> _LISTING_:
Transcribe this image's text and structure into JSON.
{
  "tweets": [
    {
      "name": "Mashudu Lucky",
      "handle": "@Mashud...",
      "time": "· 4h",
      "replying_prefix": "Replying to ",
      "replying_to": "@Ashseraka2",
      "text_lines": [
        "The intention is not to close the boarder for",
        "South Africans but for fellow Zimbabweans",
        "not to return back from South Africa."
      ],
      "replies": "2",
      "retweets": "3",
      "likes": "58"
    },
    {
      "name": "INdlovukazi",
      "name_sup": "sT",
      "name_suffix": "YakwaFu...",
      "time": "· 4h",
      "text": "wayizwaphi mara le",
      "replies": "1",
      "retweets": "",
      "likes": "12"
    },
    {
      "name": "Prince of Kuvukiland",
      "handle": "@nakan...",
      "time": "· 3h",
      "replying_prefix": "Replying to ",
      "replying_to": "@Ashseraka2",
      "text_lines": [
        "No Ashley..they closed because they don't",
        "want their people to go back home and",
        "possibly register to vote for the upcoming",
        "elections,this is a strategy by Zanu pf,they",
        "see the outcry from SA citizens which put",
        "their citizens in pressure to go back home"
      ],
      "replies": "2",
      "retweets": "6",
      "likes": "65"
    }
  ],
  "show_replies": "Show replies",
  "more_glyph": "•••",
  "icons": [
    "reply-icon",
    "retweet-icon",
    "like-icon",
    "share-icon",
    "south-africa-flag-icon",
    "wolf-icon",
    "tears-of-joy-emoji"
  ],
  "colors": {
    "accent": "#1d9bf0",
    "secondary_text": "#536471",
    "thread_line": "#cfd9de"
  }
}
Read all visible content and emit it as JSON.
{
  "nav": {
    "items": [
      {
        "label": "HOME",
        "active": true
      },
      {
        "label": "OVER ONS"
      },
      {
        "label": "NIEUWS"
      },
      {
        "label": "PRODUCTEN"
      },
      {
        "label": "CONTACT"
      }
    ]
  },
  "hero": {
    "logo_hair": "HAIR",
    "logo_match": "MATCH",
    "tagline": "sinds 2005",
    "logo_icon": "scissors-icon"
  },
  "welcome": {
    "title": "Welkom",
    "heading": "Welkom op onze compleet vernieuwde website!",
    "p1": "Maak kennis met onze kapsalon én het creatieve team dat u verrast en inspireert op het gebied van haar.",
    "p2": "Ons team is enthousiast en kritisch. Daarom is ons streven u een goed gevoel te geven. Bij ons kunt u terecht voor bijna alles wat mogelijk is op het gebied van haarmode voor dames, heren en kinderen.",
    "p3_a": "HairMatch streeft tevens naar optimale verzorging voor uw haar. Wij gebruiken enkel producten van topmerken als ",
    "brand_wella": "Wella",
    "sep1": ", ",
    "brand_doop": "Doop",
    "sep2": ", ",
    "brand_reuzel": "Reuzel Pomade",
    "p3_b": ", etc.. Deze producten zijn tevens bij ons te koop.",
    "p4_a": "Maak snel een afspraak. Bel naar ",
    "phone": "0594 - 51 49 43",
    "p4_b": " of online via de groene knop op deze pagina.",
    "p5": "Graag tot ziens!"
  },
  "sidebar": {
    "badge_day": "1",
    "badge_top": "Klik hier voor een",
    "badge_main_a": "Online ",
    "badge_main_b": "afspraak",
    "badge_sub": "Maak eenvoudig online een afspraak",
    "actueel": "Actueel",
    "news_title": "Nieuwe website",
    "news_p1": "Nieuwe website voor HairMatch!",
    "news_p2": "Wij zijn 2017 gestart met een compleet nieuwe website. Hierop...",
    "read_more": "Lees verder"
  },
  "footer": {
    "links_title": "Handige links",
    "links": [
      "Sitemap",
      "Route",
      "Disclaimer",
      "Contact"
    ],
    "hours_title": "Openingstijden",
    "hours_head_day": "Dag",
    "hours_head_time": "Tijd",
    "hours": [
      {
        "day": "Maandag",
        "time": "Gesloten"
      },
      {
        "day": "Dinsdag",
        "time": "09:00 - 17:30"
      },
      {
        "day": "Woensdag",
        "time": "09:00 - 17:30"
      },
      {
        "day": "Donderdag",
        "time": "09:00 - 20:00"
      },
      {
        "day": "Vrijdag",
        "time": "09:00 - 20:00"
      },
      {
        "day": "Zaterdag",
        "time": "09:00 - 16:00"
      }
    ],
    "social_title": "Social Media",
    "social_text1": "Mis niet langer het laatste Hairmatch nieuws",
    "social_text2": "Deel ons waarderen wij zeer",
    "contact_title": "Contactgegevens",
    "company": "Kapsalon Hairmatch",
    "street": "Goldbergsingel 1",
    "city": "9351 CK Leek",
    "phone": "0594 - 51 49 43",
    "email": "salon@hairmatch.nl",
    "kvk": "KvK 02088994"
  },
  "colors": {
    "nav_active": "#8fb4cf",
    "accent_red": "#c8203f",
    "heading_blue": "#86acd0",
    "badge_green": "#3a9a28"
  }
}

> _DO THIS_:
Extract the listing in its entirety, matching it exactly.

> _CORRECT ANSWER_:
Transcribe this image's text and structure into JSON.
{
  "tweets": [
    {
      "name": "Mashudu Lucky",
      "handle": "@Mashud...",
      "time": "· 4h",
      "replying_prefix": "Replying to ",
      "replying_to": "@Ashseraka2",
      "text_lines": [
        "The intention is not to close the boarder for",
        "South Africans but for fellow Zimbabweans",
        "not to return back from South Africa."
      ],
      "replies": "2",
      "retweets": "3",
      "likes": "58"
    },
    {
      "name": "INdlovukazi",
      "name_sup": "sT",
      "name_suffix": "YakwaFu...",
      "time": "· 4h",
      "text": "wayizwaphi mara le",
      "replies": "1",
      "retweets": "",
      "likes": "12"
    },
    {
      "name": "Prince of Kuvukiland",
      "handle": "@nakan...",
      "time": "· 3h",
      "replying_prefix": "Replying to ",
      "replying_to": "@Ashseraka2",
      "text_lines": [
        "No Ashley..they closed because they don't",
        "want their people to go back home and",
        "possibly register to vote for the upcoming",
        "elections,this is a strategy by Zanu pf,they",
        "see the outcry from SA citizens which put",
        "their citizens in pressure to go back home"
      ],
      "replies": "2",
      "retweets": "6",
      "likes": "65"
    }
  ],
  "show_replies": "Show replies",
  "more_glyph": "•••",
  "icons": [
    "reply-icon",
    "retweet-icon",
    "like-icon",
    "share-icon",
    "south-africa-flag-icon",
    "wolf-icon",
    "tears-of-joy-emoji"
  ],
  "colors": {
    "accent": "#1d9bf0",
    "secondary_text": "#536471",
    "thread_line": "#cfd9de"
  }
}
Read all visible content and emit it as JSON.
{
  "nav": {
    "items": [
      {
        "label": "HOME",
        "active": true
      },
      {
        "label": "OVER ONS"
      },
      {
        "label": "NIEUWS"
      },
      {
        "label": "PRODUCTEN"
      },
      {
        "label": "CONTACT"
      }
    ]
  },
  "hero": {
    "logo_hair": "HAIR",
    "logo_match": "MATCH",
    "tagline": "sinds 2005",
    "logo_icon": "scissors-icon"
  },
  "welcome": {
    "title": "Welkom",
    "heading": "Welkom op onze compleet vernieuwde website!",
    "p1": "Maak kennis met onze kapsalon én het creatieve team dat u verrast en inspireert op het gebied van haar.",
    "p2": "Ons team is enthousiast en kritisch. Daarom is ons streven u een goed gevoel te geven. Bij ons kunt u terecht voor bijna alles wat mogelijk is op het gebied van haarmode voor dames, heren en kinderen.",
    "p3_a": "HairMatch streeft tevens naar optimale verzorging voor uw haar. Wij gebruiken enkel producten van topmerken als ",
    "brand_wella": "Wella",
    "sep1": ", ",
    "brand_doop": "Doop",
    "sep2": ", ",
    "brand_reuzel": "Reuzel Pomade",
    "p3_b": ", etc.. Deze producten zijn tevens bij ons te koop.",
    "p4_a": "Maak snel een afspraak. Bel naar ",
    "phone": "0594 - 51 49 43",
    "p4_b": " of online via de groene knop op deze pagina.",
    "p5": "Graag tot ziens!"
  },
  "sidebar": {
    "badge_day": "1",
    "badge_top": "Klik hier voor een",
    "badge_main_a": "Online ",
    "badge_main_b": "afspraak",
    "badge_sub": "Maak eenvoudig online een afspraak",
    "actueel": "Actueel",
    "news_title": "Nieuwe website",
    "news_p1": "Nieuwe website voor HairMatch!",
    "news_p2": "Wij zijn 2017 gestart met een compleet nieuwe website. Hierop...",
    "read_more": "Lees verder"
  },
  "footer": {
    "links_title": "Handige links",
    "links": [
      "Sitemap",
      "Route",
      "Disclaimer",
      "Contact"
    ],
    "hours_title": "Openingstijden",
    "hours_head_day": "Dag",
    "hours_head_time": "Tijd",
    "hours": [
      {
        "day": "Maandag",
        "time": "Gesloten"
      },
      {
        "day": "Dinsdag",
        "time": "09:00 - 17:30"
      },
      {
        "day": "Woensdag",
        "time": "09:00 - 17:30"
      },
      {
        "day": "Donderdag",
        "time": "09:00 - 20:00"
      },
      {
        "day": "Vrijdag",
        "time": "09:00 - 20:00"
      },
      {
        "day": "Zaterdag",
        "time": "09:00 - 16:00"
      }
    ],
    "social_title": "Social Media",
    "social_text1": "Mis niet langer het laatste Hairmatch nieuws",
    "social_text2": "Deel ons waarderen wij zeer",
    "contact_title": "Contactgegevens",
    "company": "Kapsalon Hairmatch",
    "street": "Goldbergsingel 1",
    "city": "9351 CK Leek",
    "phone": "0594 - 51 49 43",
    "email": "salon@hairmatch.nl",
    "kvk": "KvK 02088994"
  },
  "colors": {
    "nav_active": "#8fb4cf",
    "accent_red": "#c8203f",
    "heading_blue": "#86acd0",
    "badge_green": "#3a9a28"
  }
}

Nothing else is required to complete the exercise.